> [EXERCISE DESCRIPTION]
Look for the string "application" and copy every line that has it.

> [PROVIDED ENTRIES]
————————

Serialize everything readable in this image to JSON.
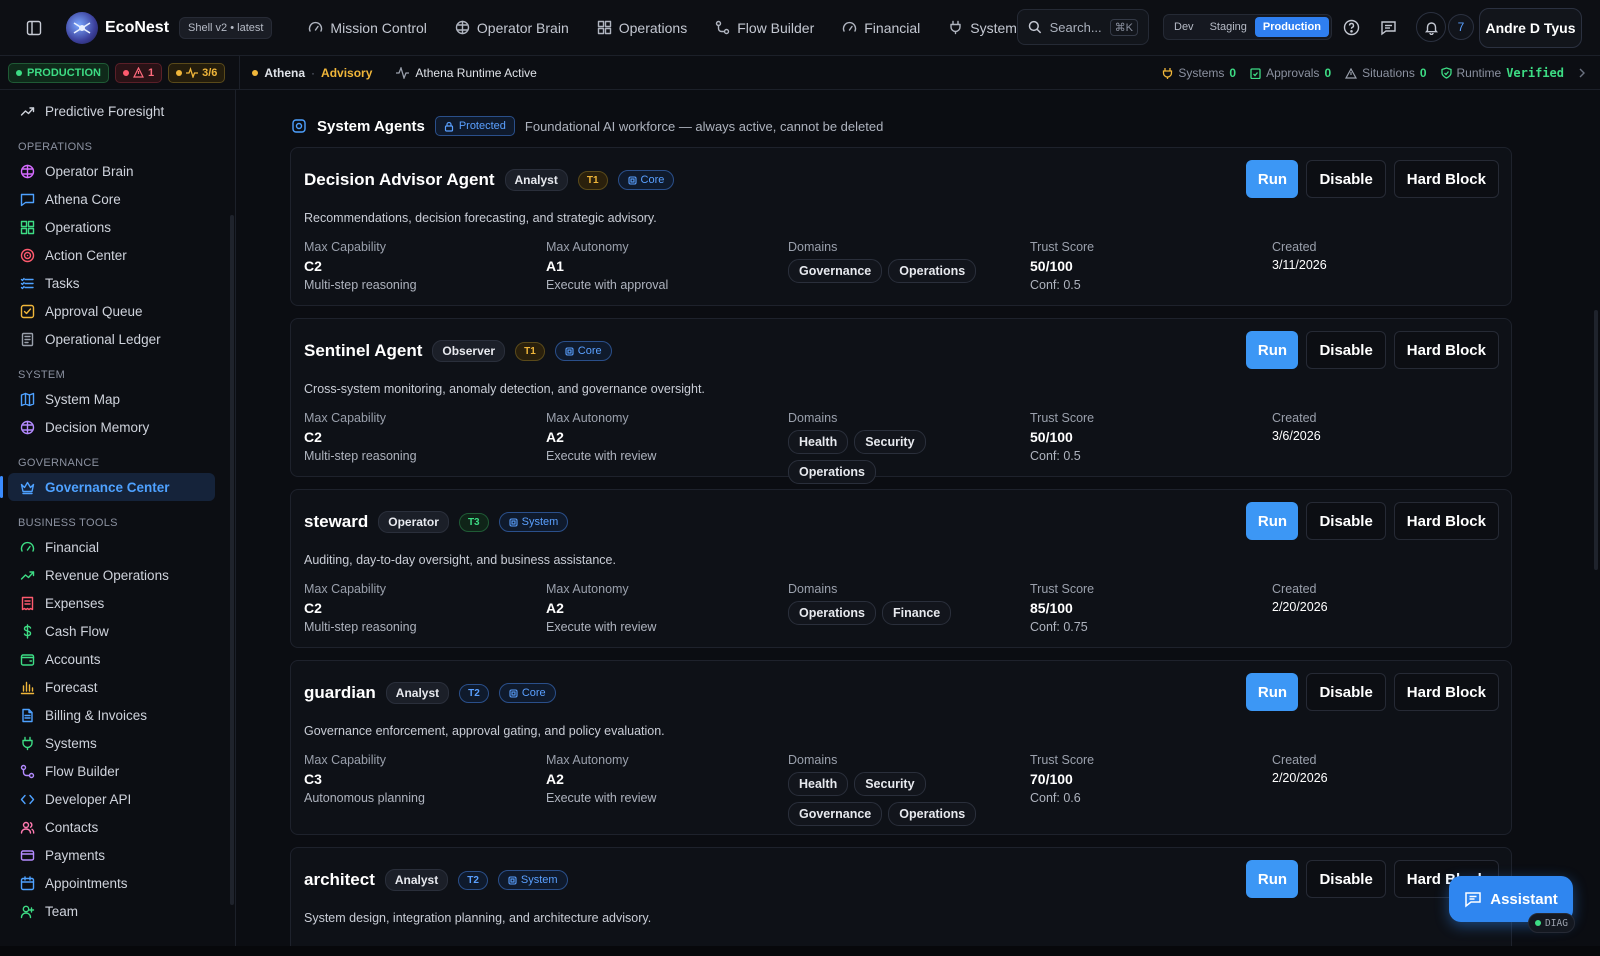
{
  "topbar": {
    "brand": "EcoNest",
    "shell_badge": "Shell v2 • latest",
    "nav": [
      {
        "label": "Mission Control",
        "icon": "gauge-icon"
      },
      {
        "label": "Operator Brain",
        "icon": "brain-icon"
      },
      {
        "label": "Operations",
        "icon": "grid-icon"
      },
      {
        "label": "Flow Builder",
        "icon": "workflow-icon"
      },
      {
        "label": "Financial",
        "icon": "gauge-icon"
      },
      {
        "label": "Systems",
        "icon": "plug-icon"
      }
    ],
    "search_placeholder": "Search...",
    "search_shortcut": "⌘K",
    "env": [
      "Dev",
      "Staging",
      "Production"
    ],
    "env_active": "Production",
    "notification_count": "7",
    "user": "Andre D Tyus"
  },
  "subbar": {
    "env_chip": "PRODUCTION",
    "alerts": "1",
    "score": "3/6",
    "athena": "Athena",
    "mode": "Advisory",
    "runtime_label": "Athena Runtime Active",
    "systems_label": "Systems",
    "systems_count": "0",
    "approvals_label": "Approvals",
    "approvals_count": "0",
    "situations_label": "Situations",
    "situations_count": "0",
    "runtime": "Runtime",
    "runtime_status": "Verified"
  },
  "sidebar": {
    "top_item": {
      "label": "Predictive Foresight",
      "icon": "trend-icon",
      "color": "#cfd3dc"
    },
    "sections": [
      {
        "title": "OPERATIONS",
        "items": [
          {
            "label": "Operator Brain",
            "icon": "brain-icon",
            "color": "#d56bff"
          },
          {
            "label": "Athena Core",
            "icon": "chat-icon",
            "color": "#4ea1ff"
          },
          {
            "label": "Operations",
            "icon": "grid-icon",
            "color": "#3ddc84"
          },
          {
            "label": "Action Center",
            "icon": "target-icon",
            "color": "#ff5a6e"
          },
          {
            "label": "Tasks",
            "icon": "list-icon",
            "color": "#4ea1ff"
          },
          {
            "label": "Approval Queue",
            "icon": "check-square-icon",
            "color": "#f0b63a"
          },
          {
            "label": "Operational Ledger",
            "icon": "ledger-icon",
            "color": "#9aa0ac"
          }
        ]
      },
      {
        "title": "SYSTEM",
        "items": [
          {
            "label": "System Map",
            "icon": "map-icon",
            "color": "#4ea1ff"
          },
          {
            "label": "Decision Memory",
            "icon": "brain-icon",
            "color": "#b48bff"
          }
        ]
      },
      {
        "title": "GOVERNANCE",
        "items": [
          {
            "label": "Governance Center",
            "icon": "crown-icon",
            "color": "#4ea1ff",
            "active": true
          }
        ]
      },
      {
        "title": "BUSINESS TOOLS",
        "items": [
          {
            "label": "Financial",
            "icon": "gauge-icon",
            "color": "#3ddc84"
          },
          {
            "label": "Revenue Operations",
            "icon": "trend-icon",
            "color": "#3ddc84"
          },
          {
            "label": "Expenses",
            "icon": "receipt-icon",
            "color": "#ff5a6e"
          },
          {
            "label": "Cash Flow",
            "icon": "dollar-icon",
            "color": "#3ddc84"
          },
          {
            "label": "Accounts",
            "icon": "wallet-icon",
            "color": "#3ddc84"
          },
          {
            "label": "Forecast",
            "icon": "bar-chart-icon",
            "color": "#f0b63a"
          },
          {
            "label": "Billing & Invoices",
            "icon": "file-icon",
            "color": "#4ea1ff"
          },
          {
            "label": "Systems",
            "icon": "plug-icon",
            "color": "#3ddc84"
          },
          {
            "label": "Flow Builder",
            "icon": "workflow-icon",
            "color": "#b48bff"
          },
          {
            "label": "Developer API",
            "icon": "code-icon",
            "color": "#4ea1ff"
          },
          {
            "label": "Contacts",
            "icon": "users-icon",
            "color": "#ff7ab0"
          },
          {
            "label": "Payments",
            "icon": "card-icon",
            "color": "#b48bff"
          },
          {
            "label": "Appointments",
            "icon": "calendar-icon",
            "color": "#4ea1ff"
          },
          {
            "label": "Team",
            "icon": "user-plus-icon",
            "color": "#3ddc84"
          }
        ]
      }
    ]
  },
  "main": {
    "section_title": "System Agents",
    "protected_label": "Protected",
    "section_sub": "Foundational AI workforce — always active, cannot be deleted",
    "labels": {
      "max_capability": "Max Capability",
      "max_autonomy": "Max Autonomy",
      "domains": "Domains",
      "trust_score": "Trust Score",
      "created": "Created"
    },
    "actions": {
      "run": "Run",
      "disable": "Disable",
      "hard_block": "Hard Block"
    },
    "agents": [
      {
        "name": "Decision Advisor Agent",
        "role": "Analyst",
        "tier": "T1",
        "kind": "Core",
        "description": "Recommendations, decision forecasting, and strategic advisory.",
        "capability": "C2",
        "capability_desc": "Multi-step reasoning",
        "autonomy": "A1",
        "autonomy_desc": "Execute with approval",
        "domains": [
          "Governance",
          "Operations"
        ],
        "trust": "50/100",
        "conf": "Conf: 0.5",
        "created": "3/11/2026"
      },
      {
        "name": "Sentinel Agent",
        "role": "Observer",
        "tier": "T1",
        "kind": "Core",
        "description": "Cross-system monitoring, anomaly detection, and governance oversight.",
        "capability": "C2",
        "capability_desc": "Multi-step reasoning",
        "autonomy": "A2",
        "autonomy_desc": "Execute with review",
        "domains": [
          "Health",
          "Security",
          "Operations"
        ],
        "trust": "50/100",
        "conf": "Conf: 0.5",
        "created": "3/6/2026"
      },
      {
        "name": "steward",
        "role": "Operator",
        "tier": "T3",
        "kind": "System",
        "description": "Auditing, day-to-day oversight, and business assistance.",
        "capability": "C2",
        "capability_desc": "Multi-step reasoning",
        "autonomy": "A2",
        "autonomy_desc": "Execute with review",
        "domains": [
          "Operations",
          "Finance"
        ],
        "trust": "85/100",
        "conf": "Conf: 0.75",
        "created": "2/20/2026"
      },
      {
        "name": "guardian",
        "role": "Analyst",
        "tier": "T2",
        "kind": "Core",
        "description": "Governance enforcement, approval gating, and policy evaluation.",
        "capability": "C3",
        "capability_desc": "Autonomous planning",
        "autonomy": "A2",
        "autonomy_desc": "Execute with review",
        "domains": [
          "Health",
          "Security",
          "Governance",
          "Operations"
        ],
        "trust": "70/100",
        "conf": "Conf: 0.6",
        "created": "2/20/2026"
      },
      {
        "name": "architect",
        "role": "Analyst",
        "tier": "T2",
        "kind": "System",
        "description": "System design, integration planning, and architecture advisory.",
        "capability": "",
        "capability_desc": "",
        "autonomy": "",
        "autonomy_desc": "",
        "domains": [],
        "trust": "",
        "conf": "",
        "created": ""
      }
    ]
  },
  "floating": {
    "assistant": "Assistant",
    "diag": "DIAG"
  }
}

————————

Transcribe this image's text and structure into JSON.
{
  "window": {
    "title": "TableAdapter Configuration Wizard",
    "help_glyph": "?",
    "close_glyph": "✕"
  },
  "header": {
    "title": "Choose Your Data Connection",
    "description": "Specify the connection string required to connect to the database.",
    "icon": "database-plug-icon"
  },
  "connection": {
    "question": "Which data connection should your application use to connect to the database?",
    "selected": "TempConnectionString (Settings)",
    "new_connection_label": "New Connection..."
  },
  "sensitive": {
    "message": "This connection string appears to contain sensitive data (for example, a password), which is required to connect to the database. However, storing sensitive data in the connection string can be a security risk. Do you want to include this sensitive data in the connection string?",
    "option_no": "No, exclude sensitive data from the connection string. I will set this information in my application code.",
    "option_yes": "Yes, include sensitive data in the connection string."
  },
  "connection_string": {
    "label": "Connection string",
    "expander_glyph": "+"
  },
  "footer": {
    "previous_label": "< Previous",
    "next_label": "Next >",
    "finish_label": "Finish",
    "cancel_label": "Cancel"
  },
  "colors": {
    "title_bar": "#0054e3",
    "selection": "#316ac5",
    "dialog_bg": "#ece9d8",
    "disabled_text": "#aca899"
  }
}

————————

> [RIGHT ANSWER]
    "question": "Which data connection should your application use to connect to the database?",
    "option_no": "No, exclude sensitive data from the connection string. I will set this information in my application code.",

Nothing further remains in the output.